Unstructured data are not organized into any systematic format that can be processed by computers directly.
Unstructured data – Text Preparation (Cleansing)
- A regular expression (regex) is a series that contains characters in a particular order. Regex is used to search for patterns of interest in a given text. For example, a regex “<.*?>” can be used to find all the html tags that are present in the form of <…> in text.
- The following steps describe the basic operations in the text cleansing process.
- 1. Remove html tags: Most of the text data are acquired from web pages, and the text inherits html markup tags with the actual content. The initial task is to remove (or strip) the html tags that are not part of the actual text using programming functions or using regular expressions. In Exhibit 7, is an html tag that can be identified by a regex and be removed. Note that it is not uncommon to keep some generic html tags to maintain certain formatting meaning in the text.
- 2. Remove Punctuations: Most punctuations are not necessary for text analysis and should be removed. However, some punctuations, such as percentage signs, currency symbols, and question marks, may be useful for ML model training. These punctuations should be substituted with such annotations as /percentSign/, /dollarSign/, and /questionMark/ to preserve their grammatical meaning in the text. Such annotations preserve the semantic meaning of important characters in the text for further text processing and analysis stages. It is important to note that periods (dots) in the text need to be processed carefully. There are different circumstances for periods to be present in text—characteristically used for abbreviations, sentence boundaries, and decimal points. The periods and the context in which they are used need to be identified and must be appropriately replaced or removed. In general, periods after abbreviations can be removed, but the periods separating sentences should be replaced by the annotation /endSentence/. Some punctuations, such as hyphens and underscores, can be kept in the text to keep the consecutive words intact as a single term (e.g., e-mail). Regex are often used to remove or replace punctuations.

Supplied records
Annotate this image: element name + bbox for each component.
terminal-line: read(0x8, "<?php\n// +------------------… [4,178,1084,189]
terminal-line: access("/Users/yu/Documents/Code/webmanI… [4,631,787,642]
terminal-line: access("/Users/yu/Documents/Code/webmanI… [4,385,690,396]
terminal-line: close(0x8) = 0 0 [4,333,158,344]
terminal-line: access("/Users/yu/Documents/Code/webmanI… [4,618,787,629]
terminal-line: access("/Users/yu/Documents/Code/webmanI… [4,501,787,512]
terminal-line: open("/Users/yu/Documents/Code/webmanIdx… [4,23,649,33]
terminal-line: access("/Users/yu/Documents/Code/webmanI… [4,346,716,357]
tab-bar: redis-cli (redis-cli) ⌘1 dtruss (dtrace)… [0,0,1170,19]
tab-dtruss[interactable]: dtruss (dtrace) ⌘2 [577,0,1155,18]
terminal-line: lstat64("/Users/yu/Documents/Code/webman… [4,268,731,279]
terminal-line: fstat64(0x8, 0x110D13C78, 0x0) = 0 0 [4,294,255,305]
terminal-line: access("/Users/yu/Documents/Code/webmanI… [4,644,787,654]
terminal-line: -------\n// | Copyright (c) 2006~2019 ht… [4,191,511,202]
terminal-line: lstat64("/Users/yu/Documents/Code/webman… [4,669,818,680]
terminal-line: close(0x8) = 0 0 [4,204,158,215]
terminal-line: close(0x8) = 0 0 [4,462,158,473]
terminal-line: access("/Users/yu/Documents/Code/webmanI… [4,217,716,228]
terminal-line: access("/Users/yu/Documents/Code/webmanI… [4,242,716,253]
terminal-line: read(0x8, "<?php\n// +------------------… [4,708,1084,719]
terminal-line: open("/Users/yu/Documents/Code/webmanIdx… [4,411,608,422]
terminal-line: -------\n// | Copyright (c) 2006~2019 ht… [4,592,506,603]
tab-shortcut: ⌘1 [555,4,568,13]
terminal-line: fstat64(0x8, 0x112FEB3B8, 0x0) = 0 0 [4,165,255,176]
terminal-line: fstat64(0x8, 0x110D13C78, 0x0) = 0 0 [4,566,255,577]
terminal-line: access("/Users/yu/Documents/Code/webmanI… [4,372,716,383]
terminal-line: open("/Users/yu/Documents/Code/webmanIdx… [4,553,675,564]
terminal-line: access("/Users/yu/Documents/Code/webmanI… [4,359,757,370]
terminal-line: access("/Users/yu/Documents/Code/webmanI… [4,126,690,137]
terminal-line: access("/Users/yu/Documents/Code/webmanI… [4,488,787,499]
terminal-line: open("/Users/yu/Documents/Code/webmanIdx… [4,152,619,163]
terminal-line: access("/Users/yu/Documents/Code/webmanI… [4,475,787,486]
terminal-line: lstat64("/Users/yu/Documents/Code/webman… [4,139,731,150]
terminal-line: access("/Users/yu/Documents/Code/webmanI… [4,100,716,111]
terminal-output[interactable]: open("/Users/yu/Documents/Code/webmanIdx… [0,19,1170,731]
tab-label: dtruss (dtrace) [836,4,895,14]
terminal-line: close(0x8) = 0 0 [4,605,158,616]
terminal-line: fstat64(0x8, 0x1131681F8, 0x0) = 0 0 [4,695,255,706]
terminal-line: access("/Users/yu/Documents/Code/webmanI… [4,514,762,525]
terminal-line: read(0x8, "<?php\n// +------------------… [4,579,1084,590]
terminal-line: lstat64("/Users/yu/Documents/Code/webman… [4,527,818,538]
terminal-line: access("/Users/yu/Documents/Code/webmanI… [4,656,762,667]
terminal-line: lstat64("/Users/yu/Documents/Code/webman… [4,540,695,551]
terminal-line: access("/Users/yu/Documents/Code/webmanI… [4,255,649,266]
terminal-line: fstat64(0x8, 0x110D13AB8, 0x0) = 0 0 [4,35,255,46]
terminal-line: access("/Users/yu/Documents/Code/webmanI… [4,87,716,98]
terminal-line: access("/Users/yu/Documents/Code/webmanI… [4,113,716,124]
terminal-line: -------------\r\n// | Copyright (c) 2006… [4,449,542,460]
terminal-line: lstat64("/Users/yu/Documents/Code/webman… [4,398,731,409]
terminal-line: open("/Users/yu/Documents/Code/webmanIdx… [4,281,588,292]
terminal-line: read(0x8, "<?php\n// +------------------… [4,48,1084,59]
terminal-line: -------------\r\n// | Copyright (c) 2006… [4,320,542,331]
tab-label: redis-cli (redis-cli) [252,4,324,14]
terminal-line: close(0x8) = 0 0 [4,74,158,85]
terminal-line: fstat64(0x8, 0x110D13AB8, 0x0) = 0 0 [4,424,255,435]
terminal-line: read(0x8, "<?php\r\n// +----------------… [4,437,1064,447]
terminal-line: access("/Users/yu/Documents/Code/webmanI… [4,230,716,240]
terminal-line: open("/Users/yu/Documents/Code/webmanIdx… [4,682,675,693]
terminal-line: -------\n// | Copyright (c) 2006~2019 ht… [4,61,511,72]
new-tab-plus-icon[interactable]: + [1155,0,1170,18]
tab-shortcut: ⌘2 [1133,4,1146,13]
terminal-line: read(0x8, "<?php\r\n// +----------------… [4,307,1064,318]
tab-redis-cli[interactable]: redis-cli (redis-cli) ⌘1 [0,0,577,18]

Exercises
**A.** Please translate this sentence from the text-cleansing passage into Spanish: "Regex is used to search for patterns of interest in a given text."
**B.** Put the lines of the listing, starting at its first line and ending at the line that contains "terminal-line: close(0x8) = 0 0 [4,333,158,344]", into a Markdown table with the columns Row and Entry, skipping blank lines.

Outputs for the tasks
**A.** Regex se utiliza para buscar patrones de interés en un texto dado.

**B.**
| Row | Entry |
|---|---|
| 1 | Annotate this image: element name + bbox for each component. |
| 2 | terminal-line: read(0x8, "<?php\n// +------------------… [4,178,1084,189] |
| 3 | terminal-line: access("/Users/yu/Documents/Code/webmanI… [4,631,787,642] |
| 4 | terminal-line: access("/Users/yu/Documents/Code/webmanI… [4,385,690,396] |
| 5 | terminal-line: close(0x8) = 0 0 [4,333,158,344] |